Task - Collect from the data below each line with "number".

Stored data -
============

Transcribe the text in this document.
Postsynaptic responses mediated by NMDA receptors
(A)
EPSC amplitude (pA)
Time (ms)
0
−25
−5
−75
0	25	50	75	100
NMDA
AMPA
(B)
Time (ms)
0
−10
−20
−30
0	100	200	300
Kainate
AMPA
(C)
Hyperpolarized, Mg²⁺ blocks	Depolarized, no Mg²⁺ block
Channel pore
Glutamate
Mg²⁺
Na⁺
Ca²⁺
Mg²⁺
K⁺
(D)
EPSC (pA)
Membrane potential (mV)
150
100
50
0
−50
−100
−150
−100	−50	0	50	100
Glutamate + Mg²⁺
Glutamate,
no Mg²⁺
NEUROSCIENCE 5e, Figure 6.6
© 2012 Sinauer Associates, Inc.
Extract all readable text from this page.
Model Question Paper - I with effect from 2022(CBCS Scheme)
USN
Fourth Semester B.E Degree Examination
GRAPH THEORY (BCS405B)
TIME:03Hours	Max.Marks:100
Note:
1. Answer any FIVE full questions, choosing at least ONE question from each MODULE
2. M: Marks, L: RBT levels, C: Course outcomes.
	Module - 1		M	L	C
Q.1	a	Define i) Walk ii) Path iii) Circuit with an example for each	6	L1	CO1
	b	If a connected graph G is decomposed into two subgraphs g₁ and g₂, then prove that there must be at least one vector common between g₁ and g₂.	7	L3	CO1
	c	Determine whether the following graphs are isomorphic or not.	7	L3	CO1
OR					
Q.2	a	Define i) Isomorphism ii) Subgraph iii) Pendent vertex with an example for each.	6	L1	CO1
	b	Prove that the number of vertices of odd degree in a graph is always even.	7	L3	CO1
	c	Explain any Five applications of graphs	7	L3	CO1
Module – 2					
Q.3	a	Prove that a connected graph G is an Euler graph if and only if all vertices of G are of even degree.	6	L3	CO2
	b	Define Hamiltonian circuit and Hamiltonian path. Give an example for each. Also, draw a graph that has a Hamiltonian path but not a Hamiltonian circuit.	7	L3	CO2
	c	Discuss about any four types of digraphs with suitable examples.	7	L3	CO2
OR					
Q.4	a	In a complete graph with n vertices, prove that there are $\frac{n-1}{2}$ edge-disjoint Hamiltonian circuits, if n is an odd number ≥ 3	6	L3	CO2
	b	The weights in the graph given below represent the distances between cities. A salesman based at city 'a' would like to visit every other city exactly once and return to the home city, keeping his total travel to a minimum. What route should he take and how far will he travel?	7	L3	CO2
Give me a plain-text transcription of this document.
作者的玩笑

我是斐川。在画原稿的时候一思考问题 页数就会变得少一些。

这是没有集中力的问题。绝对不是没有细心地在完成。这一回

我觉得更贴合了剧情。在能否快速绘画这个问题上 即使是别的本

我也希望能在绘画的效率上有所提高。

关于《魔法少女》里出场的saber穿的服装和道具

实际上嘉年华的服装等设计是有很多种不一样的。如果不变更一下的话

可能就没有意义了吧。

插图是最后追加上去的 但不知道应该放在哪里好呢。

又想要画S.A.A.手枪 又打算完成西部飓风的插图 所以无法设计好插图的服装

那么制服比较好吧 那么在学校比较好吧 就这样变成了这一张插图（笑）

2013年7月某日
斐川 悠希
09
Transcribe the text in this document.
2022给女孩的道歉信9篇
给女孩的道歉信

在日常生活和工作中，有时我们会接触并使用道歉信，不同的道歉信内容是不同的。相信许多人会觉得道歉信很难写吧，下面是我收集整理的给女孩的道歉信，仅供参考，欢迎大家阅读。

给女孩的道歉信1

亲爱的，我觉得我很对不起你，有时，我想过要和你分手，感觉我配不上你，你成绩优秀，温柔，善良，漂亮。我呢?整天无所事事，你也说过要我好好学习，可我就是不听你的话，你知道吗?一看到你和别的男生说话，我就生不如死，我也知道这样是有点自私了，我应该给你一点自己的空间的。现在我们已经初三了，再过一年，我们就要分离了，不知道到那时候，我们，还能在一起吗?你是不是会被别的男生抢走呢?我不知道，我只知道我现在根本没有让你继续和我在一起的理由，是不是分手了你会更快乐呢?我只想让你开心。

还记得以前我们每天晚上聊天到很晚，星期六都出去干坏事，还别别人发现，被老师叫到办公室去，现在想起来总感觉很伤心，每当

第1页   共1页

============

Expected answer -
	b	Prove that the number of vertices of odd degree in a graph is always even.	7	L3	CO1
Q.4	a	In a complete graph with n vertices, prove that there are $\frac{n-1}{2}$ edge-disjoint Hamiltonian circuits, if n is an odd number ≥ 3	6	L3	CO2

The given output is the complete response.